### Stored data

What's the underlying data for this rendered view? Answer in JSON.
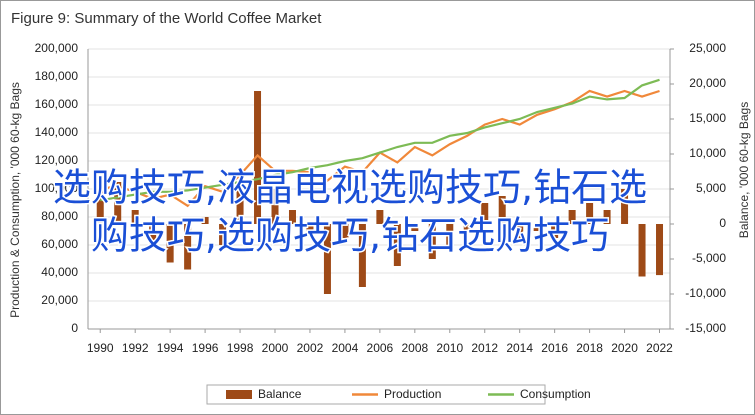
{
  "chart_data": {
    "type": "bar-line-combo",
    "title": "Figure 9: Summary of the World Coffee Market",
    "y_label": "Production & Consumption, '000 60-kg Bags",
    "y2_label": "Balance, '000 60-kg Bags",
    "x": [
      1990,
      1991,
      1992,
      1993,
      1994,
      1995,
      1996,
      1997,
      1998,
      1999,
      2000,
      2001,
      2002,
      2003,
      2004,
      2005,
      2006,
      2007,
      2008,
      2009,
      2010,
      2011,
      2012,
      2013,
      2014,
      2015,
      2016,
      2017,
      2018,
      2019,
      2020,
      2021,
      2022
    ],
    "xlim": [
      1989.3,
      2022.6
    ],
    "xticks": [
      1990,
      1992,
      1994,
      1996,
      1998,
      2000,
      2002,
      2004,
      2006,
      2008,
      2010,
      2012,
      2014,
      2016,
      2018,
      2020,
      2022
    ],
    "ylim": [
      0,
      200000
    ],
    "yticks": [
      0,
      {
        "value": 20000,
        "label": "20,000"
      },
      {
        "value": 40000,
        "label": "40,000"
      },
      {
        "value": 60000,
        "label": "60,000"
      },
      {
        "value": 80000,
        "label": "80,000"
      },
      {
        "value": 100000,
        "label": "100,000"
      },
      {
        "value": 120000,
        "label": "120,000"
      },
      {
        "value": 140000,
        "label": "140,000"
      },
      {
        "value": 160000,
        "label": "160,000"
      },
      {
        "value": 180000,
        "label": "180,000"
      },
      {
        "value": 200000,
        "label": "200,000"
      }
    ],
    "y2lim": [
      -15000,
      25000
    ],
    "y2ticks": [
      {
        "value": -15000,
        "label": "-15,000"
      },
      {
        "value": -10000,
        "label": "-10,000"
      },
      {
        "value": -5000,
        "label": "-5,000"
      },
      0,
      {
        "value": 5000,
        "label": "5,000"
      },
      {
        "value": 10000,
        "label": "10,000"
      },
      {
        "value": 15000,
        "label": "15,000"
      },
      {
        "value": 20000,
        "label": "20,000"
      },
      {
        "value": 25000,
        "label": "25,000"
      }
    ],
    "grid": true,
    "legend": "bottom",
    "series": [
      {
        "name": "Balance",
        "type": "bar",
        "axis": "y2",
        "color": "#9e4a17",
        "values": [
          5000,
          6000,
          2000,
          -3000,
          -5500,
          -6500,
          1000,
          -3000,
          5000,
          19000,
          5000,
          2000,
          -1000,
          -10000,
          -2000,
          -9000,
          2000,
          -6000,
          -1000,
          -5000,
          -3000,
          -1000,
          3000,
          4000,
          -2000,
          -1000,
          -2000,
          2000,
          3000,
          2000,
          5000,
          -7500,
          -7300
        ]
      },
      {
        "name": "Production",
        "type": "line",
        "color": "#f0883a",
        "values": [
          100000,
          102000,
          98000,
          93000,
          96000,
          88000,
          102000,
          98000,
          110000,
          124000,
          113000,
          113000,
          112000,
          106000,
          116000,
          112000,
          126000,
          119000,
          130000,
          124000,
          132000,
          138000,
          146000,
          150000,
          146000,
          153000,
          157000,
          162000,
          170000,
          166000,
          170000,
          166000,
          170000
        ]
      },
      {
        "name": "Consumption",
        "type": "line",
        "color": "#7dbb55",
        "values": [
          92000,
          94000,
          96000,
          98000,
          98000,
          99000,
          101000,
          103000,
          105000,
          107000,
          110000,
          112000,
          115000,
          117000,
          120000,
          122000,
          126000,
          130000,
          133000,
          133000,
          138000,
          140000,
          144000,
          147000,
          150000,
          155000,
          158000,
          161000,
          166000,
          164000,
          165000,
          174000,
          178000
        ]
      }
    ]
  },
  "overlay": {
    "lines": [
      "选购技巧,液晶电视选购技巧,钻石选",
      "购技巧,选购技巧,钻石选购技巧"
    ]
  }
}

--

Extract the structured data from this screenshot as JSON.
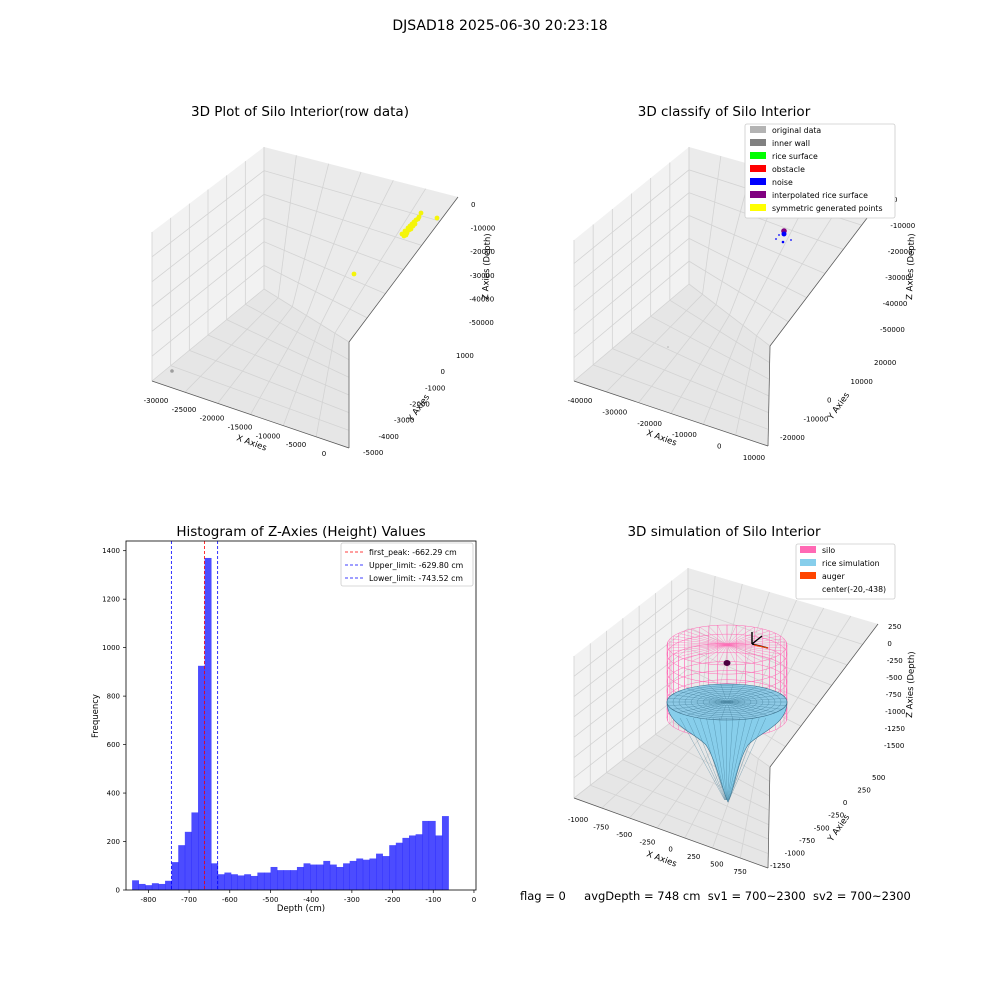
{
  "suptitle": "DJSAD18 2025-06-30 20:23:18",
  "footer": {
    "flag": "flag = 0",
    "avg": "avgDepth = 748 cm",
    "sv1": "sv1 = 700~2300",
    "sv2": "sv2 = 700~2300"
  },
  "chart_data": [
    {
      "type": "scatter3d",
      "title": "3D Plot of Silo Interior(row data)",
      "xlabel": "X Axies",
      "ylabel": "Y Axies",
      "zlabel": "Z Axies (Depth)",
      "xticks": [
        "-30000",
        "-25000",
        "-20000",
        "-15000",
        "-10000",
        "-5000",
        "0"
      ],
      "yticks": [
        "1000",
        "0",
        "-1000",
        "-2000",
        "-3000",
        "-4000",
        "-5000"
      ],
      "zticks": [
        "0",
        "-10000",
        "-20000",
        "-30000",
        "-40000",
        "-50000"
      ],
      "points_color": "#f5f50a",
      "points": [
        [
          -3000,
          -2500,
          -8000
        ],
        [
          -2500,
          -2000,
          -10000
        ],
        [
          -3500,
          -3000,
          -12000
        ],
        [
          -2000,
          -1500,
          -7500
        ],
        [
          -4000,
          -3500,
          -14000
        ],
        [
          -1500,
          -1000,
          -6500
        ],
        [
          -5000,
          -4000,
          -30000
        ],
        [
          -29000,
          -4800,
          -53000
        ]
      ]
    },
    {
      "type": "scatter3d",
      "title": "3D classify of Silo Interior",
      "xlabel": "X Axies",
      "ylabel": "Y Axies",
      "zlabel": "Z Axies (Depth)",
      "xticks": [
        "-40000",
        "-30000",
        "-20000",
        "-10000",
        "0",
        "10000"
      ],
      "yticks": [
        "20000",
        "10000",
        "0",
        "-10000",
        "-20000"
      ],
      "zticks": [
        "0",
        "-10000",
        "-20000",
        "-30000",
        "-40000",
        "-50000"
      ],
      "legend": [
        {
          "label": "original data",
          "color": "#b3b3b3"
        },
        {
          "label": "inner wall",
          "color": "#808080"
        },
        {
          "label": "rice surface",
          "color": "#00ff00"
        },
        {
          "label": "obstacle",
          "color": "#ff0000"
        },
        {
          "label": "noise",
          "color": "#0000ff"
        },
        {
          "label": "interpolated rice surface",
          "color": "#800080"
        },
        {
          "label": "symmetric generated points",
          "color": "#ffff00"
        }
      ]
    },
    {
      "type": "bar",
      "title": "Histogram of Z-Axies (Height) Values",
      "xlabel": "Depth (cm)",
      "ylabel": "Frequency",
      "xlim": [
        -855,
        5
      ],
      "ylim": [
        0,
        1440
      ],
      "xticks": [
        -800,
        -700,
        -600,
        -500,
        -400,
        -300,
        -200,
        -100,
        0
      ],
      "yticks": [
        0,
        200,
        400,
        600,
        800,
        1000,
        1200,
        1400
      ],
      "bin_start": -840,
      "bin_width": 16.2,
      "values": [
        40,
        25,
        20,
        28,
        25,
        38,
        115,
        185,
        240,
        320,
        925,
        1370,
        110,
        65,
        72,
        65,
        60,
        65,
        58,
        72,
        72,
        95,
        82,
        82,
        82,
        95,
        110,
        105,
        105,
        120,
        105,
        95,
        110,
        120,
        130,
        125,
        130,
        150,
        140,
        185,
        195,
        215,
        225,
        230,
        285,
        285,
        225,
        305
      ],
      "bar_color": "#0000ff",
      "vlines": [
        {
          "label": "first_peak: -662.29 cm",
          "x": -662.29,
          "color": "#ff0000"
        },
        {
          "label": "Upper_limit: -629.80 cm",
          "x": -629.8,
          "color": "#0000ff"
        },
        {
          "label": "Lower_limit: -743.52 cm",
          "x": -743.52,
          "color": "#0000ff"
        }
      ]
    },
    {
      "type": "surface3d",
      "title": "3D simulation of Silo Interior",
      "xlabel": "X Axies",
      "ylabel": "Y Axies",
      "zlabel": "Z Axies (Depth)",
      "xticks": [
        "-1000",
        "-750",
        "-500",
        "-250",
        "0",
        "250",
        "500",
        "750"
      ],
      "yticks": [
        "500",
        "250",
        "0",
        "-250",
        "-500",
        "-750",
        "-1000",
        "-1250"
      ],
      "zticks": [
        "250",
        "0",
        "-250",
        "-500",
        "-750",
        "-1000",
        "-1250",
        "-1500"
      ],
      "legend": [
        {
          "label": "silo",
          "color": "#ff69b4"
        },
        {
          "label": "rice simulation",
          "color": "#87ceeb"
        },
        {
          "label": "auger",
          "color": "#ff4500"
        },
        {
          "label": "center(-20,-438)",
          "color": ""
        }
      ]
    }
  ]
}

### What the exercise asks
Pick each line holding the word "rice" out of the listing.

### Final answer
          "label": "rice surface",
          "label": "interpolated rice surface",
          "label": "rice simulation",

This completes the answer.